**Your objective:** Each entry below is to be duplicated verbatim.

**Supplied information:**
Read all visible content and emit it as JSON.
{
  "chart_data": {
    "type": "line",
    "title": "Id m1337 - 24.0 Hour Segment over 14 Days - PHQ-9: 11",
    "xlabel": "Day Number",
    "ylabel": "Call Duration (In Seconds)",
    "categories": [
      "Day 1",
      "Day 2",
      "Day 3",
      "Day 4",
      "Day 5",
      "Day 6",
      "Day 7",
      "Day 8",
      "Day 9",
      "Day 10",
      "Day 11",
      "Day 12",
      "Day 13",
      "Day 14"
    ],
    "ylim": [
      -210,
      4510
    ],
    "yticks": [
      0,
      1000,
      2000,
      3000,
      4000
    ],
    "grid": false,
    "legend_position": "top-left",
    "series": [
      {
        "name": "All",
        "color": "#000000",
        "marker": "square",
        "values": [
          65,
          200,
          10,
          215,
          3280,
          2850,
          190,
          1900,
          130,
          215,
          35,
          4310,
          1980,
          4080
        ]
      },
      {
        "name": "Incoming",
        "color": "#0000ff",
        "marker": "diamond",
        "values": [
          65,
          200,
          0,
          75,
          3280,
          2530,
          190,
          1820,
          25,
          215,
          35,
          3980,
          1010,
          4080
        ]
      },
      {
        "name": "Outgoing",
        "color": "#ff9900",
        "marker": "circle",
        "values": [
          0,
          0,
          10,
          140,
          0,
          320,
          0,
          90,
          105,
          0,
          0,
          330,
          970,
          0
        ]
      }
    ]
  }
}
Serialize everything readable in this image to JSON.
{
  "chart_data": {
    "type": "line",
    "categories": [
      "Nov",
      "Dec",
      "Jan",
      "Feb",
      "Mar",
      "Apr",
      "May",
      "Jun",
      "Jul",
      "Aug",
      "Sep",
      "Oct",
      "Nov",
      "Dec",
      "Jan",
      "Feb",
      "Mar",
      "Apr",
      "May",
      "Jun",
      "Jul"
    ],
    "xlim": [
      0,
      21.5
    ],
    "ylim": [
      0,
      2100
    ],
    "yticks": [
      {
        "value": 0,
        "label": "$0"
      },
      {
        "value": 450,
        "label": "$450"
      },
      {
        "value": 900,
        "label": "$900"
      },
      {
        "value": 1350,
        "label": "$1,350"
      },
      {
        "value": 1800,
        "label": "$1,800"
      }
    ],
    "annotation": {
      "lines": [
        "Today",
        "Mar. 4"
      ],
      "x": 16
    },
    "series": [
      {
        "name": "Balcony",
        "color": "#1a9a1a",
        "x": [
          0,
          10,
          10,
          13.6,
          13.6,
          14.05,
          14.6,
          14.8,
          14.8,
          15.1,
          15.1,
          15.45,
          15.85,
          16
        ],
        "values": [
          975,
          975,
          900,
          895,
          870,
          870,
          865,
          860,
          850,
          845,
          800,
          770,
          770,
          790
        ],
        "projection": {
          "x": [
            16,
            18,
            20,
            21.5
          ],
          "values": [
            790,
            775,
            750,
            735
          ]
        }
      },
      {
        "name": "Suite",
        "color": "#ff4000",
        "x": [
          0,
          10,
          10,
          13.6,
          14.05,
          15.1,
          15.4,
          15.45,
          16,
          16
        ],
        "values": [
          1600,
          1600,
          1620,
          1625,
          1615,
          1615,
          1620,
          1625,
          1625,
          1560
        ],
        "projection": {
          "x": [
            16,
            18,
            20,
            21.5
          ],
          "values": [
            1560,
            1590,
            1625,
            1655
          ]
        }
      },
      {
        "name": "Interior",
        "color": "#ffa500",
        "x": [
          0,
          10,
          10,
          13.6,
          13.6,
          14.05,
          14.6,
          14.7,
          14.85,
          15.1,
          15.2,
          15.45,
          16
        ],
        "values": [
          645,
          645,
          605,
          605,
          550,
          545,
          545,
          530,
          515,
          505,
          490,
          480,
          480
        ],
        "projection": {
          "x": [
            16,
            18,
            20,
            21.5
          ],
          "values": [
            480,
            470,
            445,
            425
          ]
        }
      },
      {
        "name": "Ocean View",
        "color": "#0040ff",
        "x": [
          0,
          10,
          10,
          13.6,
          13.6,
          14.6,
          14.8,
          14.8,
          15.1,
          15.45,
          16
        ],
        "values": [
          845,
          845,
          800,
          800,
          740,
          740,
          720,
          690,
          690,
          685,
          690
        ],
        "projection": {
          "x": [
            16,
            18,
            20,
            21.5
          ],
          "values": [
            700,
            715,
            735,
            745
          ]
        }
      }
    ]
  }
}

**Completed task:**
Read all visible content and emit it as JSON.
{
  "chart_data": {
    "type": "line",
    "title": "Id m1337 - 24.0 Hour Segment over 14 Days - PHQ-9: 11",
    "xlabel": "Day Number",
    "ylabel": "Call Duration (In Seconds)",
    "categories": [
      "Day 1",
      "Day 2",
      "Day 3",
      "Day 4",
      "Day 5",
      "Day 6",
      "Day 7",
      "Day 8",
      "Day 9",
      "Day 10",
      "Day 11",
      "Day 12",
      "Day 13",
      "Day 14"
    ],
    "ylim": [
      -210,
      4510
    ],
    "yticks": [
      0,
      1000,
      2000,
      3000,
      4000
    ],
    "grid": false,
    "legend_position": "top-left",
    "series": [
      {
        "name": "All",
        "color": "#000000",
        "marker": "square",
        "values": [
          65,
          200,
          10,
          215,
          3280,
          2850,
          190,
          1900,
          130,
          215,
          35,
          4310,
          1980,
          4080
        ]
      },
      {
        "name": "Incoming",
        "color": "#0000ff",
        "marker": "diamond",
        "values": [
          65,
          200,
          0,
          75,
          3280,
          2530,
          190,
          1820,
          25,
          215,
          35,
          3980,
          1010,
          4080
        ]
      },
      {
        "name": "Outgoing",
        "color": "#ff9900",
        "marker": "circle",
        "values": [
          0,
          0,
          10,
          140,
          0,
          320,
          0,
          90,
          105,
          0,
          0,
          330,
          970,
          0
        ]
      }
    ]
  }
}
Serialize everything readable in this image to JSON.
{
  "chart_data": {
    "type": "line",
    "categories": [
      "Nov",
      "Dec",
      "Jan",
      "Feb",
      "Mar",
      "Apr",
      "May",
      "Jun",
      "Jul",
      "Aug",
      "Sep",
      "Oct",
      "Nov",
      "Dec",
      "Jan",
      "Feb",
      "Mar",
      "Apr",
      "May",
      "Jun",
      "Jul"
    ],
    "xlim": [
      0,
      21.5
    ],
    "ylim": [
      0,
      2100
    ],
    "yticks": [
      {
        "value": 0,
        "label": "$0"
      },
      {
        "value": 450,
        "label": "$450"
      },
      {
        "value": 900,
        "label": "$900"
      },
      {
        "value": 1350,
        "label": "$1,350"
      },
      {
        "value": 1800,
        "label": "$1,800"
      }
    ],
    "annotation": {
      "lines": [
        "Today",
        "Mar. 4"
      ],
      "x": 16
    },
    "series": [
      {
        "name": "Balcony",
        "color": "#1a9a1a",
        "x": [
          0,
          10,
          10,
          13.6,
          13.6,
          14.05,
          14.6,
          14.8,
          14.8,
          15.1,
          15.1,
          15.45,
          15.85,
          16
        ],
        "values": [
          975,
          975,
          900,
          895,
          870,
          870,
          865,
          860,
          850,
          845,
          800,
          770,
          770,
          790
        ],
        "projection": {
          "x": [
            16,
            18,
            20,
            21.5
          ],
          "values": [
            790,
            775,
            750,
            735
          ]
        }
      },
      {
        "name": "Suite",
        "color": "#ff4000",
        "x": [
          0,
          10,
          10,
          13.6,
          14.05,
          15.1,
          15.4,
          15.45,
          16,
          16
        ],
        "values": [
          1600,
          1600,
          1620,
          1625,
          1615,
          1615,
          1620,
          1625,
          1625,
          1560
        ],
        "projection": {
          "x": [
            16,
            18,
            20,
            21.5
          ],
          "values": [
            1560,
            1590,
            1625,
            1655
          ]
        }
      },
      {
        "name": "Interior",
        "color": "#ffa500",
        "x": [
          0,
          10,
          10,
          13.6,
          13.6,
          14.05,
          14.6,
          14.7,
          14.85,
          15.1,
          15.2,
          15.45,
          16
        ],
        "values": [
          645,
          645,
          605,
          605,
          550,
          545,
          545,
          530,
          515,
          505,
          490,
          480,
          480
        ],
        "projection": {
          "x": [
            16,
            18,
            20,
            21.5
          ],
          "values": [
            480,
            470,
            445,
            425
          ]
        }
      },
      {
        "name": "Ocean View",
        "color": "#0040ff",
        "x": [
          0,
          10,
          10,
          13.6,
          13.6,
          14.6,
          14.8,
          14.8,
          15.1,
          15.45,
          16
        ],
        "values": [
          845,
          845,
          800,
          800,
          740,
          740,
          720,
          690,
          690,
          685,
          690
        ],
        "projection": {
          "x": [
            16,
            18,
            20,
            21.5
          ],
          "values": [
            700,
            715,
            735,
            745
          ]
        }
      }
    ]
  }
}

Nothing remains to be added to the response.